→ Extrait choisi:
·····

Avec Ça veut jouer (ou bien) ? présenté aux Amis musiquethéâtre, du 19 au 23 novembre, le talentueux Robert Bouvier seul en scène dévide presque un demi-siècle de son rapport à la scène avec une succession d’anecdotes savoureuses. Une comédie légère sous forme d’autoportrait touchant qui lui permet de donner raison à l’enfant qui est en lui.
Il est des artistes dont la silhouette semble appartenir au paysage depuis toujours. Figure clé du théâtre romand, Robert Bouvier est de ceux-là. Comédien, metteur en scène, directeur de salle, orientant le théâtre vers une ouverture multidisciplinaire, il se fait un point d’honneur de rendre accessible la scène à tous les publics. Il se définit lui-même comme un passeur, d’où le nom qu’il donnera à son institution neuchâteloise. Il est aussi un des rares qui a su garder l’enfant qu’il était, tout au fond de l’âme, comme un petit feu réchauffant le froid du temps qui passe. L’argument du spectacle est simple : Robert Bouvier nous accueille en prince Siegfried et en collant pour distraire un public venu assister au Lac des Cygnes mais dont la troupe est en retard. Et, en directeur de théâtre un brin éprouvé, il ne veut pas annuler la représentation, surtout après la pandémie. Alors il se met à raconter sa vie. Seul en scène, il revient à la source, dans le geste nu du comédien face au public. Et il le fait avec une virtuosité joyeuse et généreuse et la tendresse de celles et ceux qui créent sérieusement sans se prendre au sérieux.

·····

→ Entrées:
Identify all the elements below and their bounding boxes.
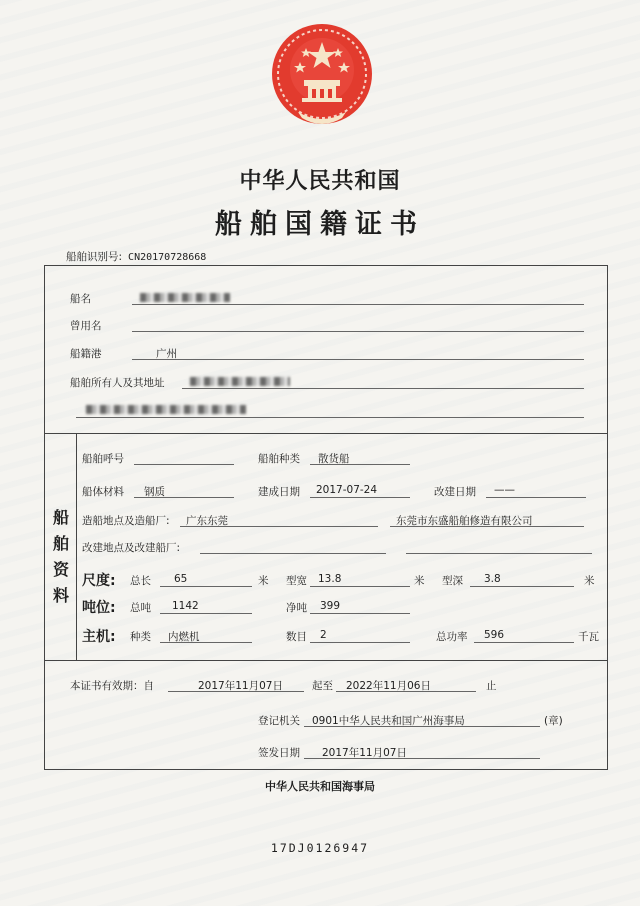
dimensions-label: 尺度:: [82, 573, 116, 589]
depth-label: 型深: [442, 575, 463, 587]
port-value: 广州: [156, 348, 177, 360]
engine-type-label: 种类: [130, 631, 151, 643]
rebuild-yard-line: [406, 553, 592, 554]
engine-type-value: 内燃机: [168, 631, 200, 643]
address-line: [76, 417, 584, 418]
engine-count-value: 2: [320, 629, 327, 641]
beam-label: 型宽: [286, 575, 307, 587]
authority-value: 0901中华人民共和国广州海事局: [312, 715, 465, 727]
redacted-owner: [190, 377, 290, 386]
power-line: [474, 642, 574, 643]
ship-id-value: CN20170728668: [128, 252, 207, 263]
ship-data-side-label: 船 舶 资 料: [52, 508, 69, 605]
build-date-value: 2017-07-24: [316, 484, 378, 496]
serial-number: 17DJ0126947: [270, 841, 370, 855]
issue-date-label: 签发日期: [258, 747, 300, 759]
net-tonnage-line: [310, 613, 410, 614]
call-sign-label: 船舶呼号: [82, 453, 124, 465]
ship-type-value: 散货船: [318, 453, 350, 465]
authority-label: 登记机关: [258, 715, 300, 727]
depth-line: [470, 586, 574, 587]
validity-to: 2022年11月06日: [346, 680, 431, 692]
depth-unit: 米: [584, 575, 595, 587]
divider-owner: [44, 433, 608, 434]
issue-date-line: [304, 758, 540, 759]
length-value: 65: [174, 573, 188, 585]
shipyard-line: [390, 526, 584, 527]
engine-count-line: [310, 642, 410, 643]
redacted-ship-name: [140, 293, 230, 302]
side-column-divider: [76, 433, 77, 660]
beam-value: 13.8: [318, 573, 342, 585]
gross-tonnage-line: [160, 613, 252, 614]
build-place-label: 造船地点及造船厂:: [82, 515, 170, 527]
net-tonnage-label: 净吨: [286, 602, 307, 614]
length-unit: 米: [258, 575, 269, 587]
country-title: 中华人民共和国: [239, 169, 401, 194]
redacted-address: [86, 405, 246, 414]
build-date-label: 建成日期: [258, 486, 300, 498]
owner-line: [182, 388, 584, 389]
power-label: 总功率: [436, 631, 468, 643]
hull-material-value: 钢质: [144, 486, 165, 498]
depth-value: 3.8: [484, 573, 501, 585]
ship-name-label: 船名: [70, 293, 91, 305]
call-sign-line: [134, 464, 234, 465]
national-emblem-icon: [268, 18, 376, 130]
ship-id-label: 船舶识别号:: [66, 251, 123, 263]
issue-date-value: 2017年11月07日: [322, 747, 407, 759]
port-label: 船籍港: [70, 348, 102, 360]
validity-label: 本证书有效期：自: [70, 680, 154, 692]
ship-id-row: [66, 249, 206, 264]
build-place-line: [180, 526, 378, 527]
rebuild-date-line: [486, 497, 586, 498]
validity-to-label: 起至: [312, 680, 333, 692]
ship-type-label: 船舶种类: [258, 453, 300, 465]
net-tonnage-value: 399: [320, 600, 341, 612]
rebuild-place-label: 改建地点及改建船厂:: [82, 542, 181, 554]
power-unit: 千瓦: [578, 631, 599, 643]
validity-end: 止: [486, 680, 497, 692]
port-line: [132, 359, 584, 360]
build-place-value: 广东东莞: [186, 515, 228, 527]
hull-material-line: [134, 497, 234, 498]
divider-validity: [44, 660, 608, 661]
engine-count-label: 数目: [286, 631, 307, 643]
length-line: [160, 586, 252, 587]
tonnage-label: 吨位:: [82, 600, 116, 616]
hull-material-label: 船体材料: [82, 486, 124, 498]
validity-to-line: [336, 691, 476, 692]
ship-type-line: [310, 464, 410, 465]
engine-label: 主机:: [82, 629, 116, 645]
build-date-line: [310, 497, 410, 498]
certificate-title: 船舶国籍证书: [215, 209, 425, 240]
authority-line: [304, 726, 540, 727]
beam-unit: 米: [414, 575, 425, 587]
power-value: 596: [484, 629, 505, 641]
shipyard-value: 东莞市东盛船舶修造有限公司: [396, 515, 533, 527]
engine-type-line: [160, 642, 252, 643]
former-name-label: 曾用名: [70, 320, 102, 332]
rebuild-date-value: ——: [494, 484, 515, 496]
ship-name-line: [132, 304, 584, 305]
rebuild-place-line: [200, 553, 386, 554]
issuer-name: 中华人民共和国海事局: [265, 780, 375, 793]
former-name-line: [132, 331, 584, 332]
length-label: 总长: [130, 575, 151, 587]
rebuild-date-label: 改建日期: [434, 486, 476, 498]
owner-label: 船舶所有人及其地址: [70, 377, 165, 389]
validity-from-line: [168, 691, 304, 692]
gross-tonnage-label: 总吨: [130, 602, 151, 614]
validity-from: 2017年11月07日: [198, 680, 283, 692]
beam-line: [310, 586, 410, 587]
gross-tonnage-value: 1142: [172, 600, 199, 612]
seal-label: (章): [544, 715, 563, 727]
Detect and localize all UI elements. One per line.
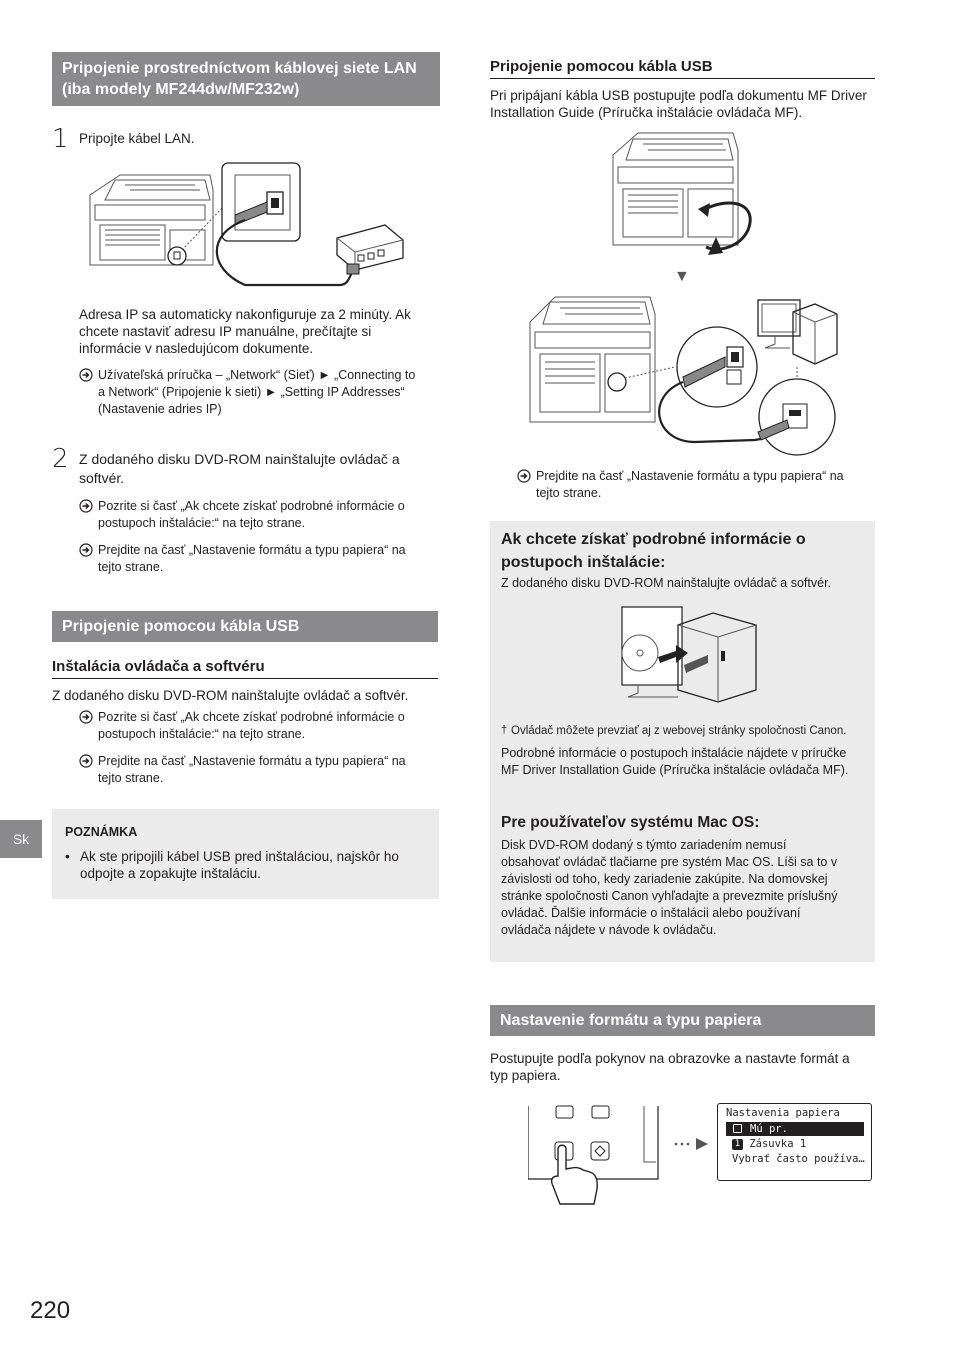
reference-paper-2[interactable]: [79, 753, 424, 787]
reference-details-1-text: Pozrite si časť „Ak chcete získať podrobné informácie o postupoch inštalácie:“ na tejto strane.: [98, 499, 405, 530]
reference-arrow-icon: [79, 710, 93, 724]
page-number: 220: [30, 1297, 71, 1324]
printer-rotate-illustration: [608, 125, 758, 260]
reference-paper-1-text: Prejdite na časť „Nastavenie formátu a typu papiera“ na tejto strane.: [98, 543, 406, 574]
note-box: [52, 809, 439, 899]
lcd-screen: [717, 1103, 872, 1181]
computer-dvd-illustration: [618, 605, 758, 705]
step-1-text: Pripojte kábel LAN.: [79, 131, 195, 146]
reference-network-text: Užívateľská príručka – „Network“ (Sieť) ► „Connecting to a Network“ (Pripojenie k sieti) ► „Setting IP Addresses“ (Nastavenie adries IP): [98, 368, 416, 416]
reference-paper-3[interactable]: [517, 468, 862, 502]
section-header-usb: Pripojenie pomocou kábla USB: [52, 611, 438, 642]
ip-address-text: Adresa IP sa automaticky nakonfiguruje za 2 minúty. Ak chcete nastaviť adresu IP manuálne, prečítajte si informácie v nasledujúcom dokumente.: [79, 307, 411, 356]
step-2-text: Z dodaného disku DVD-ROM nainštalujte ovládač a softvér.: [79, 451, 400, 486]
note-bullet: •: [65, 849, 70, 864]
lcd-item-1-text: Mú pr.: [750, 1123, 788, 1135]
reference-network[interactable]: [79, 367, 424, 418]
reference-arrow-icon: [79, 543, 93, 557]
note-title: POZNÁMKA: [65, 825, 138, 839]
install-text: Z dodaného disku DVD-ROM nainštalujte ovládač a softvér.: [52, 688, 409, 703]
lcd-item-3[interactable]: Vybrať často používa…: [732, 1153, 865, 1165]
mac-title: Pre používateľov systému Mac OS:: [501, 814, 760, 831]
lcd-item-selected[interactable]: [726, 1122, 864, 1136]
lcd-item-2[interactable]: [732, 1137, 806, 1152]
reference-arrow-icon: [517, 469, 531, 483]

·····

→ Série d'exercices:
A. Énumérez les fonctions de Robert Bouvier citées dans l'extrait choisi, dans la phrase qui commence par « Comédien ».
B. Dans les entrées, reprenez les lignes depuis celle qui contient « reference-paper-2[interactable]: [79, 753, 424, 787] » jusqu'à celle qui contient « lcd-screen: [717, 1103, 872, 1181] », toutes deux comprises. Substituez « ref » à « reference » sans rien modifier d'autre.

→ Corrigé des exercices:
A.
Comédien
Metteur en scène
Directeur de salle

B.
ref-paper-2[interactable]: [79, 753, 424, 787]
ref-details-1-text: Pozrite si časť „Ak chcete získať podrobné informácie o postupoch inštalácie:“ na tejto strane.: [98, 499, 405, 530]
ref-arrow-icon: [79, 710, 93, 724]
page-number: 220: [30, 1297, 71, 1324]
printer-rotate-illustration: [608, 125, 758, 260]
ref-paper-1-text: Prejdite na časť „Nastavenie formátu a typu papiera“ na tejto strane.: [98, 543, 406, 574]
note-box: [52, 809, 439, 899]
lcd-screen: [717, 1103, 872, 1181]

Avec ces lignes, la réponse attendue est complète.